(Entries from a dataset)
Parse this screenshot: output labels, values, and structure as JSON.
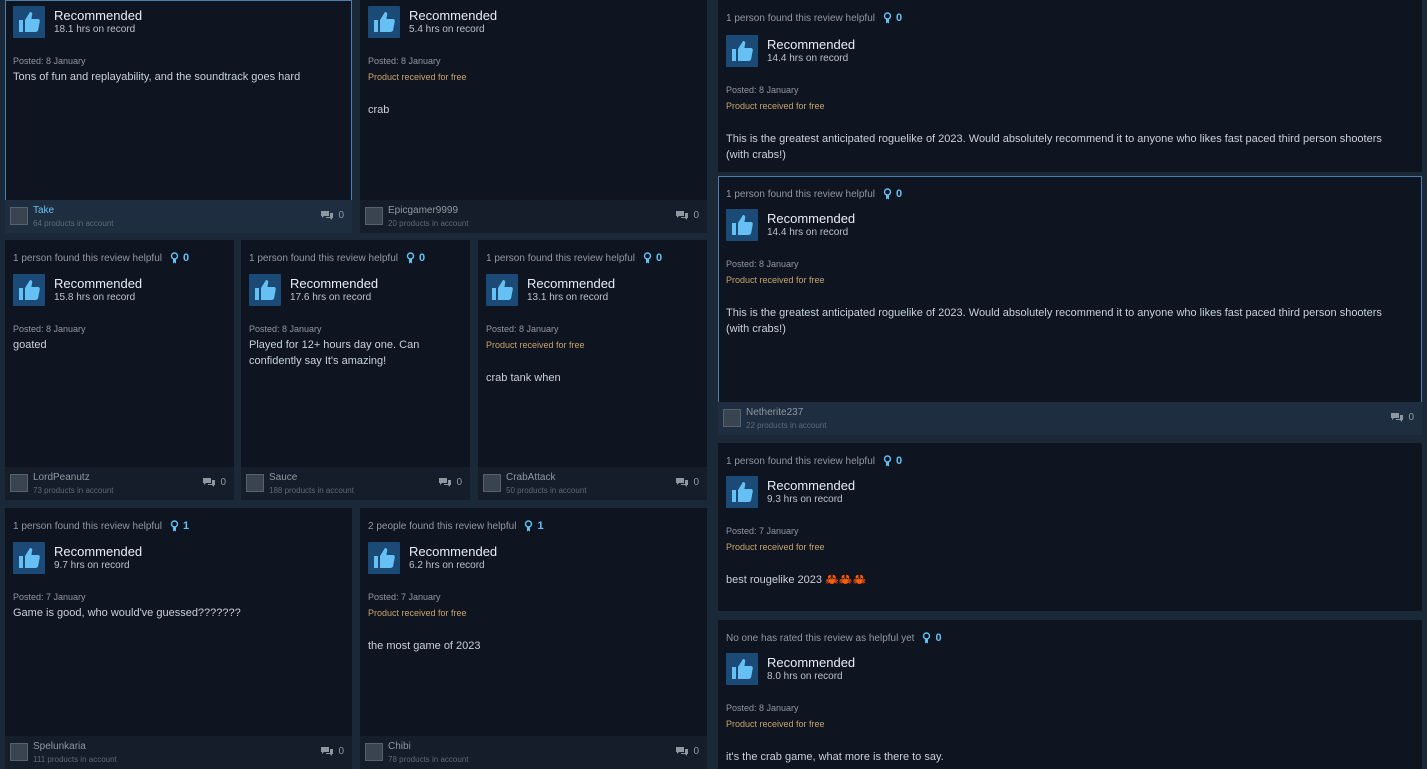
{
  "reviews": [
    {
      "helpful": "",
      "award": "",
      "recommendation": "Recommended",
      "hours": "18.1 hrs on record",
      "posted": "Posted: 8 January",
      "free": "",
      "text": "Tons of fun and replayability, and the soundtrack goes hard",
      "user": "Take",
      "products": "64 products in account",
      "comments": "0"
    },
    {
      "helpful": "",
      "award": "",
      "recommendation": "Recommended",
      "hours": "5.4 hrs on record",
      "posted": "Posted: 8 January",
      "free": "Product received for free",
      "text": "crab",
      "user": "Epicgamer9999",
      "products": "20 products in account",
      "comments": "0"
    },
    {
      "helpful": "1 person found this review helpful",
      "award": "0",
      "recommendation": "Recommended",
      "hours": "14.4 hrs on record",
      "posted": "Posted: 8 January",
      "free": "Product received for free",
      "text": "This is the greatest anticipated roguelike of 2023. Would absolutely recommend it to anyone who likes fast paced third person shooters (with crabs!)",
      "user": "",
      "products": "",
      "comments": ""
    },
    {
      "helpful": "1 person found this review helpful",
      "award": "0",
      "recommendation": "Recommended",
      "hours": "14.4 hrs on record",
      "posted": "Posted: 8 January",
      "free": "Product received for free",
      "text": "This is the greatest anticipated roguelike of 2023. Would absolutely recommend it to anyone who likes fast paced third person shooters (with crabs!)",
      "user": "Netherite237",
      "products": "22 products in account",
      "comments": "0"
    },
    {
      "helpful": "1 person found this review helpful",
      "award": "0",
      "recommendation": "Recommended",
      "hours": "15.8 hrs on record",
      "posted": "Posted: 8 January",
      "free": "",
      "text": "goated",
      "user": "LordPeanutz",
      "products": "73 products in account",
      "comments": "0"
    },
    {
      "helpful": "1 person found this review helpful",
      "award": "0",
      "recommendation": "Recommended",
      "hours": "17.6 hrs on record",
      "posted": "Posted: 8 January",
      "free": "",
      "text": "Played for 12+ hours day one. Can confidently say It's amazing!",
      "user": "Sauce",
      "products": "188 products in account",
      "comments": "0"
    },
    {
      "helpful": "1 person found this review helpful",
      "award": "0",
      "recommendation": "Recommended",
      "hours": "13.1 hrs on record",
      "posted": "Posted: 8 January",
      "free": "Product received for free",
      "text": "crab tank when",
      "user": "CrabAttack",
      "products": "50 products in account",
      "comments": "0"
    },
    {
      "helpful": "1 person found this review helpful",
      "award": "0",
      "recommendation": "Recommended",
      "hours": "9.3 hrs on record",
      "posted": "Posted: 7 January",
      "free": "Product received for free",
      "text": "best rougelike 2023 🦀🦀🦀",
      "user": "",
      "products": "",
      "comments": ""
    },
    {
      "helpful": "1 person found this review helpful",
      "award": "1",
      "recommendation": "Recommended",
      "hours": "9.7 hrs on record",
      "posted": "Posted: 7 January",
      "free": "",
      "text": "Game is good, who would've guessed???????",
      "user": "Spelunkaria",
      "products": "111 products in account",
      "comments": "0"
    },
    {
      "helpful": "2 people found this review helpful",
      "award": "1",
      "recommendation": "Recommended",
      "hours": "6.2 hrs on record",
      "posted": "Posted: 7 January",
      "free": "Product received for free",
      "text": "the most game of 2023",
      "user": "Chibi",
      "products": "78 products in account",
      "comments": "0"
    },
    {
      "helpful": "No one has rated this review as helpful yet",
      "award": "0",
      "recommendation": "Recommended",
      "hours": "8.0 hrs on record",
      "posted": "Posted: 8 January",
      "free": "Product received for free",
      "text": "it's the crab game, what more is there to say.",
      "user": "",
      "products": "",
      "comments": ""
    }
  ],
  "colors": {
    "accent": "#66c0f4",
    "free_text": "#c9a36e",
    "card_bg": "#0e1520",
    "page_bg": "#1b2838"
  }
}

(WHAT IS ASKED)
Without the pictures, repeat all the records word for word.

(WRITTEN ANSWER)
Parse this screenshot: output labels, values, and structure as JSON.
{
  "reviews": [
    {
      "helpful": "",
      "award": "",
      "recommendation": "Recommended",
      "hours": "18.1 hrs on record",
      "posted": "Posted: 8 January",
      "free": "",
      "text": "Tons of fun and replayability, and the soundtrack goes hard",
      "user": "Take",
      "products": "64 products in account",
      "comments": "0"
    },
    {
      "helpful": "",
      "award": "",
      "recommendation": "Recommended",
      "hours": "5.4 hrs on record",
      "posted": "Posted: 8 January",
      "free": "Product received for free",
      "text": "crab",
      "user": "Epicgamer9999",
      "products": "20 products in account",
      "comments": "0"
    },
    {
      "helpful": "1 person found this review helpful",
      "award": "0",
      "recommendation": "Recommended",
      "hours": "14.4 hrs on record",
      "posted": "Posted: 8 January",
      "free": "Product received for free",
      "text": "This is the greatest anticipated roguelike of 2023. Would absolutely recommend it to anyone who likes fast paced third person shooters (with crabs!)",
      "user": "",
      "products": "",
      "comments": ""
    },
    {
      "helpful": "1 person found this review helpful",
      "award": "0",
      "recommendation": "Recommended",
      "hours": "14.4 hrs on record",
      "posted": "Posted: 8 January",
      "free": "Product received for free",
      "text": "This is the greatest anticipated roguelike of 2023. Would absolutely recommend it to anyone who likes fast paced third person shooters (with crabs!)",
      "user": "Netherite237",
      "products": "22 products in account",
      "comments": "0"
    },
    {
      "helpful": "1 person found this review helpful",
      "award": "0",
      "recommendation": "Recommended",
      "hours": "15.8 hrs on record",
      "posted": "Posted: 8 January",
      "free": "",
      "text": "goated",
      "user": "LordPeanutz",
      "products": "73 products in account",
      "comments": "0"
    },
    {
      "helpful": "1 person found this review helpful",
      "award": "0",
      "recommendation": "Recommended",
      "hours": "17.6 hrs on record",
      "posted": "Posted: 8 January",
      "free": "",
      "text": "Played for 12+ hours day one. Can confidently say It's amazing!",
      "user": "Sauce",
      "products": "188 products in account",
      "comments": "0"
    },
    {
      "helpful": "1 person found this review helpful",
      "award": "0",
      "recommendation": "Recommended",
      "hours": "13.1 hrs on record",
      "posted": "Posted: 8 January",
      "free": "Product received for free",
      "text": "crab tank when",
      "user": "CrabAttack",
      "products": "50 products in account",
      "comments": "0"
    },
    {
      "helpful": "1 person found this review helpful",
      "award": "0",
      "recommendation": "Recommended",
      "hours": "9.3 hrs on record",
      "posted": "Posted: 7 January",
      "free": "Product received for free",
      "text": "best rougelike 2023 🦀🦀🦀",
      "user": "",
      "products": "",
      "comments": ""
    },
    {
      "helpful": "1 person found this review helpful",
      "award": "1",
      "recommendation": "Recommended",
      "hours": "9.7 hrs on record",
      "posted": "Posted: 7 January",
      "free": "",
      "text": "Game is good, who would've guessed???????",
      "user": "Spelunkaria",
      "products": "111 products in account",
      "comments": "0"
    },
    {
      "helpful": "2 people found this review helpful",
      "award": "1",
      "recommendation": "Recommended",
      "hours": "6.2 hrs on record",
      "posted": "Posted: 7 January",
      "free": "Product received for free",
      "text": "the most game of 2023",
      "user": "Chibi",
      "products": "78 products in account",
      "comments": "0"
    },
    {
      "helpful": "No one has rated this review as helpful yet",
      "award": "0",
      "recommendation": "Recommended",
      "hours": "8.0 hrs on record",
      "posted": "Posted: 8 January",
      "free": "Product received for free",
      "text": "it's the crab game, what more is there to say.",
      "user": "",
      "products": "",
      "comments": ""
    }
  ],
  "colors": {
    "accent": "#66c0f4",
    "free_text": "#c9a36e",
    "card_bg": "#0e1520",
    "page_bg": "#1b2838"
  }
}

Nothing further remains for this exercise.